▸ Set exercise:
Tally up the lines where the string "månad" appears; reply with the number only.

▸ Extracted information:
——

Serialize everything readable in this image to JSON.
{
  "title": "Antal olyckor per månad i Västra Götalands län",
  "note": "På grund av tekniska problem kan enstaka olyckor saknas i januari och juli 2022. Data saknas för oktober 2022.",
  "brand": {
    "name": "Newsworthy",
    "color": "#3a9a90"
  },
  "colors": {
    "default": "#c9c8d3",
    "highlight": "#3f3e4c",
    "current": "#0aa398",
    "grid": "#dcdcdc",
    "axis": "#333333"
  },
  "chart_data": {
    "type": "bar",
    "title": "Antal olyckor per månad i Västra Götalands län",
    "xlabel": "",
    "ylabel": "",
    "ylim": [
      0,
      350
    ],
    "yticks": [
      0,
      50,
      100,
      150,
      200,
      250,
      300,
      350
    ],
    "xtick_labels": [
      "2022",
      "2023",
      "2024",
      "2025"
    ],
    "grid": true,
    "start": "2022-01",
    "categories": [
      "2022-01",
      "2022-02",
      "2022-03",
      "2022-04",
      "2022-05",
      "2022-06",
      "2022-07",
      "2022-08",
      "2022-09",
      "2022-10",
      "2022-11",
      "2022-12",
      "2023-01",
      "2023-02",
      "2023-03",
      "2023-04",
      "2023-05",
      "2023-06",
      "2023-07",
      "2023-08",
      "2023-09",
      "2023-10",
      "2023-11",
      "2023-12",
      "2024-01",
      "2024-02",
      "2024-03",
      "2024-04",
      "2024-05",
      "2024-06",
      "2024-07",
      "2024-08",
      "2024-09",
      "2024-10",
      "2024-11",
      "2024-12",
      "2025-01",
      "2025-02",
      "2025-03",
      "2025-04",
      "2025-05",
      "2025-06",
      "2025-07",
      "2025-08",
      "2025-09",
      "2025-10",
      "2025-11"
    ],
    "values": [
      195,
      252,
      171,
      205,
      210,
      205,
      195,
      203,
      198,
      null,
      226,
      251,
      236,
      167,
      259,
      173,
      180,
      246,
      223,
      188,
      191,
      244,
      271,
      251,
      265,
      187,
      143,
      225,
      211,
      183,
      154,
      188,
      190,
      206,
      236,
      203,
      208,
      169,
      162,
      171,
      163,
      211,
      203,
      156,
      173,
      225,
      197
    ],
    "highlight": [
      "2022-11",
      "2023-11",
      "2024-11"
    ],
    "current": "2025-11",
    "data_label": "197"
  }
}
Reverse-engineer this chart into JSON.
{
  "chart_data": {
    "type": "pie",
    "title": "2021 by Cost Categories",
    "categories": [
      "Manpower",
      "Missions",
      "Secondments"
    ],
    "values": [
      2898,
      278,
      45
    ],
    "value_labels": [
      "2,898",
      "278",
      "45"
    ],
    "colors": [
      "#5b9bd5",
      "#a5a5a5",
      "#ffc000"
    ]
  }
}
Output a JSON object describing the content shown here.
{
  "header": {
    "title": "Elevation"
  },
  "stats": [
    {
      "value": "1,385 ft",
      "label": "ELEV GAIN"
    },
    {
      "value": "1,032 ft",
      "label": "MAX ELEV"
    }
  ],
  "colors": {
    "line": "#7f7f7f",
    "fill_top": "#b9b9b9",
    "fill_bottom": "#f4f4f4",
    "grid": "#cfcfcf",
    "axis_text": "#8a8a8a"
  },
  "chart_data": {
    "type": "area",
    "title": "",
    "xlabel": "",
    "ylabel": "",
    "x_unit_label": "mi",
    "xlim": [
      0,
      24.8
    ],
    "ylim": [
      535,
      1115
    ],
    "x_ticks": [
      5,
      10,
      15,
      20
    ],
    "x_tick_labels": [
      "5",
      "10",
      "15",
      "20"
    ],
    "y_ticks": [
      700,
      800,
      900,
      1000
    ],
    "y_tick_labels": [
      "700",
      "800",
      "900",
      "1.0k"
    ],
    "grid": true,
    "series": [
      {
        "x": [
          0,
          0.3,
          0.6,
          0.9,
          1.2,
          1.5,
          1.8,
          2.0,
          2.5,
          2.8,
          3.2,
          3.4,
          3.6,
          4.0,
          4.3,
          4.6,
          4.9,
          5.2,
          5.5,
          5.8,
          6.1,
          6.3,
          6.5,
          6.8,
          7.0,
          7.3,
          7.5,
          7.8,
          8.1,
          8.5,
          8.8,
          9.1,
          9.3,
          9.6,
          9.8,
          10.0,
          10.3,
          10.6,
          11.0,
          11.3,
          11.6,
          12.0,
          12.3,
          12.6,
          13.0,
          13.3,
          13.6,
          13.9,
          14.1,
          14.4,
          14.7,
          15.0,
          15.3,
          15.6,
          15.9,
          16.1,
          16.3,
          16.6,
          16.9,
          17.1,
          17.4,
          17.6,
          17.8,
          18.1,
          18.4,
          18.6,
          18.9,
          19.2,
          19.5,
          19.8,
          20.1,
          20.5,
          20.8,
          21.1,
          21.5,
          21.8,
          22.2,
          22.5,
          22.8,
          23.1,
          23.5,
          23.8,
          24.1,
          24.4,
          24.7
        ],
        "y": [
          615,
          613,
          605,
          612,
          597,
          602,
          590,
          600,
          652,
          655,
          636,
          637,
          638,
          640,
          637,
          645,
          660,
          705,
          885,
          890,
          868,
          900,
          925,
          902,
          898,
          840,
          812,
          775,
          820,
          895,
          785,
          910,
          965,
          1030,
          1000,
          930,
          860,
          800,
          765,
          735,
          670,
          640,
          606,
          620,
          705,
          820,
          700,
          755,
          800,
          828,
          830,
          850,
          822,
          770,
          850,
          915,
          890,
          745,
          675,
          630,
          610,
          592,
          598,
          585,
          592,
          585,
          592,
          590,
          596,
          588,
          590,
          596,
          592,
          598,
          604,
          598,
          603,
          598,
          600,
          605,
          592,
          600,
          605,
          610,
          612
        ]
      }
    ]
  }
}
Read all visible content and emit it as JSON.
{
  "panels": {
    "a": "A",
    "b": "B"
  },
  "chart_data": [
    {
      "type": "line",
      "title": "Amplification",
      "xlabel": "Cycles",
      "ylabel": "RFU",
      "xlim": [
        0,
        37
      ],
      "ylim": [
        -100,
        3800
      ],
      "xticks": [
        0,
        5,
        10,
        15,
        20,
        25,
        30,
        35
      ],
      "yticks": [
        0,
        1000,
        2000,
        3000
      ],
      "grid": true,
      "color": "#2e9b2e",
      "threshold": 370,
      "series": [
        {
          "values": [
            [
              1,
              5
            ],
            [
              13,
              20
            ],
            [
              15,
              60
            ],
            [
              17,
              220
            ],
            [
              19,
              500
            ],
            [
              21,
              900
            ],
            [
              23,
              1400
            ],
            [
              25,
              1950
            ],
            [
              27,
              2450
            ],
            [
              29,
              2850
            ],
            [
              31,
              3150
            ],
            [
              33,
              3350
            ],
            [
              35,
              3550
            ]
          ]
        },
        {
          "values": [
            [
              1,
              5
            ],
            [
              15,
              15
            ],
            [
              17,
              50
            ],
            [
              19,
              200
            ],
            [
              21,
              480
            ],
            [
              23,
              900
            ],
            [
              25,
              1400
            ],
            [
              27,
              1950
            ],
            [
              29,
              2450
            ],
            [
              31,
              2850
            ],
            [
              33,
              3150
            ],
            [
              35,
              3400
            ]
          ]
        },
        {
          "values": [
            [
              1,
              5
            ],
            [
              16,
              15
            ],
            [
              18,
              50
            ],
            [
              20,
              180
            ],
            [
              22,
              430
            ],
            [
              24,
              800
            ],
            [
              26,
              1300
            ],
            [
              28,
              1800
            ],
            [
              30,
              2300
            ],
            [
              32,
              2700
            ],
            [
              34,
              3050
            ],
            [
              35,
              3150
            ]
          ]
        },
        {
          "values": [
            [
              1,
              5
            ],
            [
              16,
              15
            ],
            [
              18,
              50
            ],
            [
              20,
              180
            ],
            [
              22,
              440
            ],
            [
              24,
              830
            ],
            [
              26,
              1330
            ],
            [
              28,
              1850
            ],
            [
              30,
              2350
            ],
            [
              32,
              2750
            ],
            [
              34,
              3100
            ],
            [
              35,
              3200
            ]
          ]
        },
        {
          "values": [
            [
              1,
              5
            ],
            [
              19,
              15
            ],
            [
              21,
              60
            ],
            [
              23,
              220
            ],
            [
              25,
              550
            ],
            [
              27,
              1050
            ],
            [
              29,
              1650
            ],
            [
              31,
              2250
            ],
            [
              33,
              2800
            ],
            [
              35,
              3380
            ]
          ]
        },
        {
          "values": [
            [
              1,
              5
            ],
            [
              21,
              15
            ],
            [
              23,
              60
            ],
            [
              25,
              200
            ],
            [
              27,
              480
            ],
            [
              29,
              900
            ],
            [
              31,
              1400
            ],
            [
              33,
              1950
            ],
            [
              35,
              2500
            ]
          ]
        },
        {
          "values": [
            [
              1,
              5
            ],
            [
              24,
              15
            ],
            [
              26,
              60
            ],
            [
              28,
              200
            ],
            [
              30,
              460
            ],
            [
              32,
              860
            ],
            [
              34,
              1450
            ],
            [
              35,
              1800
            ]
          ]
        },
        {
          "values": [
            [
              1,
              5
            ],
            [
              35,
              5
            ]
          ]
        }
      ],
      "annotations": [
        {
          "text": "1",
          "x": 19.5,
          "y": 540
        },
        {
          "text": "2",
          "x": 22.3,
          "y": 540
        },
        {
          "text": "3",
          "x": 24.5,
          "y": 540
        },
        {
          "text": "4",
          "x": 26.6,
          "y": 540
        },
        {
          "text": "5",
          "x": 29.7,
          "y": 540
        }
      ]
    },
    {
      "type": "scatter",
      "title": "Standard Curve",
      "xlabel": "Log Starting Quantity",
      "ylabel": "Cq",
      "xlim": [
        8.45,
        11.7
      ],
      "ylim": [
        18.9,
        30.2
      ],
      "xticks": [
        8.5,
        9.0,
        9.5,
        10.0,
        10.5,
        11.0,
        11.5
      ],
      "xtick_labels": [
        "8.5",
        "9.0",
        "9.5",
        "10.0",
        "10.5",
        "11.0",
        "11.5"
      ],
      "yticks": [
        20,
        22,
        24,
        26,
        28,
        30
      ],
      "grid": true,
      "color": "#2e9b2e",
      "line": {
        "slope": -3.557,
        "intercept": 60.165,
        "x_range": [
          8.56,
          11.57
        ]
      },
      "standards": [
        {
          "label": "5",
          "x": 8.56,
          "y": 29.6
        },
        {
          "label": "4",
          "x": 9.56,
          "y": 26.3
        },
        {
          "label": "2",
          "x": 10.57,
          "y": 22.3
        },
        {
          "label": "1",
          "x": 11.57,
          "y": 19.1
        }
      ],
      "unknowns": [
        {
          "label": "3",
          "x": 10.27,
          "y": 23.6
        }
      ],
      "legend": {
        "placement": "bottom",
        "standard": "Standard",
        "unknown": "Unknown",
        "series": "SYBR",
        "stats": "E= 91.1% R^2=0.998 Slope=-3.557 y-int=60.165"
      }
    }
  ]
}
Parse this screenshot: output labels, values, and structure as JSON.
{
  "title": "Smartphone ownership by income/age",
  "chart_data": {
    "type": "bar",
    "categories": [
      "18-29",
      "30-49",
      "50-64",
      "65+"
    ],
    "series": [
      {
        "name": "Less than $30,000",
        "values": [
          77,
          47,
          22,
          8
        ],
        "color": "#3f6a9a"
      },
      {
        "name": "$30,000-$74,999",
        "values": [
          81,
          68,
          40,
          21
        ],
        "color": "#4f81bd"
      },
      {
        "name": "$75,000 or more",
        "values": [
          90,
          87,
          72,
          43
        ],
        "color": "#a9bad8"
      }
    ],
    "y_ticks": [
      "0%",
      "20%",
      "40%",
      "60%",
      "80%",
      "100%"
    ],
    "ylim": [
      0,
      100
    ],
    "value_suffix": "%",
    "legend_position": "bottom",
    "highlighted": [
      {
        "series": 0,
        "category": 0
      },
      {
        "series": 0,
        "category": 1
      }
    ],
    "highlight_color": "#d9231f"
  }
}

——

▸ Completed exercise:
2